What this task involves: Pictures stay out; everything else in the records below is copied exactly.

▬▬▬▬▬▬▬▬▬▬

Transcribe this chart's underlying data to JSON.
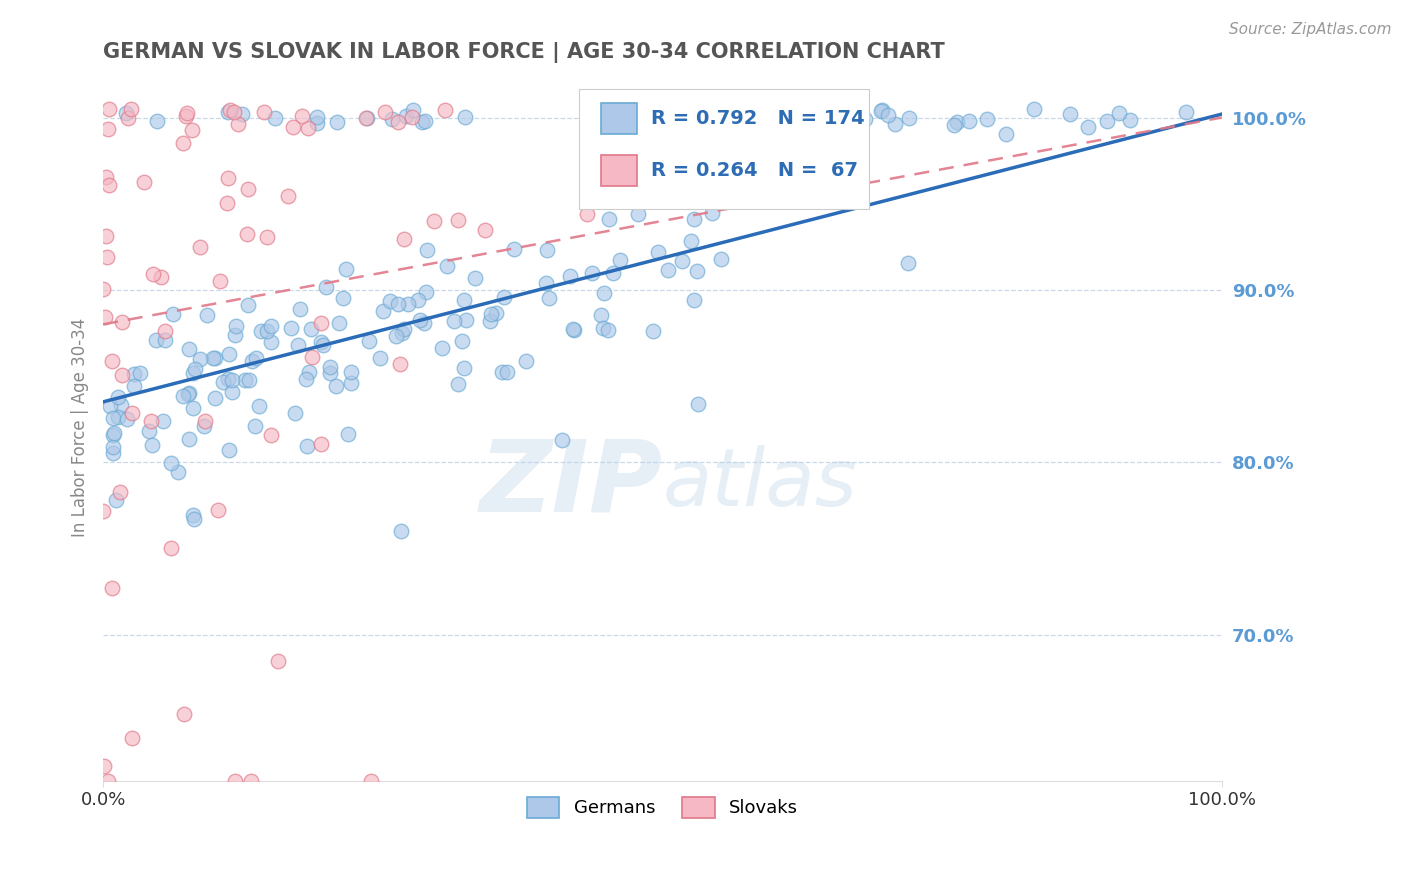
{
  "title": "GERMAN VS SLOVAK IN LABOR FORCE | AGE 30-34 CORRELATION CHART",
  "source_text": "Source: ZipAtlas.com",
  "ylabel": "In Labor Force | Age 30-34",
  "xlim": [
    0.0,
    1.0
  ],
  "ylim": [
    0.615,
    1.025
  ],
  "ytick_vals": [
    0.7,
    0.8,
    0.9,
    1.0
  ],
  "ytick_labels": [
    "70.0%",
    "80.0%",
    "90.0%",
    "100.0%"
  ],
  "xtick_vals": [
    0.0,
    1.0
  ],
  "xtick_labels": [
    "0.0%",
    "100.0%"
  ],
  "german_color": "#adc8e8",
  "german_edge_color": "#6aaad4",
  "slovak_color": "#f5b8c4",
  "slovak_edge_color": "#e07888",
  "trend_german_color": "#2b6cb8",
  "trend_slovak_color": "#e07888",
  "R_german": 0.792,
  "N_german": 174,
  "R_slovak": 0.264,
  "N_slovak": 67,
  "watermark_zip": "ZIP",
  "watermark_atlas": "atlas",
  "background_color": "#ffffff",
  "grid_color": "#c8d8e8",
  "title_color": "#555555",
  "axis_tick_color": "#5b9bd5",
  "legend_R_color": "#2e6db4",
  "legend_label_color": "#333333",
  "source_color": "#999999"
}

▬▬▬▬▬▬▬▬▬▬

Reply:
Transcribe this chart's underlying data to JSON.
{
  "title": "GERMAN VS SLOVAK IN LABOR FORCE | AGE 30-34 CORRELATION CHART",
  "source_text": "Source: ZipAtlas.com",
  "ylabel": "In Labor Force | Age 30-34",
  "xlim": [
    0.0,
    1.0
  ],
  "ylim": [
    0.615,
    1.025
  ],
  "ytick_vals": [
    0.7,
    0.8,
    0.9,
    1.0
  ],
  "ytick_labels": [
    "70.0%",
    "80.0%",
    "90.0%",
    "100.0%"
  ],
  "xtick_vals": [
    0.0,
    1.0
  ],
  "xtick_labels": [
    "0.0%",
    "100.0%"
  ],
  "german_color": "#adc8e8",
  "german_edge_color": "#6aaad4",
  "slovak_color": "#f5b8c4",
  "slovak_edge_color": "#e07888",
  "trend_german_color": "#2b6cb8",
  "trend_slovak_color": "#e07888",
  "R_german": 0.792,
  "N_german": 174,
  "R_slovak": 0.264,
  "N_slovak": 67,
  "watermark_zip": "ZIP",
  "watermark_atlas": "atlas",
  "background_color": "#ffffff",
  "grid_color": "#c8d8e8",
  "title_color": "#555555",
  "axis_tick_color": "#5b9bd5",
  "legend_R_color": "#2e6db4",
  "legend_label_color": "#333333",
  "source_color": "#999999"
}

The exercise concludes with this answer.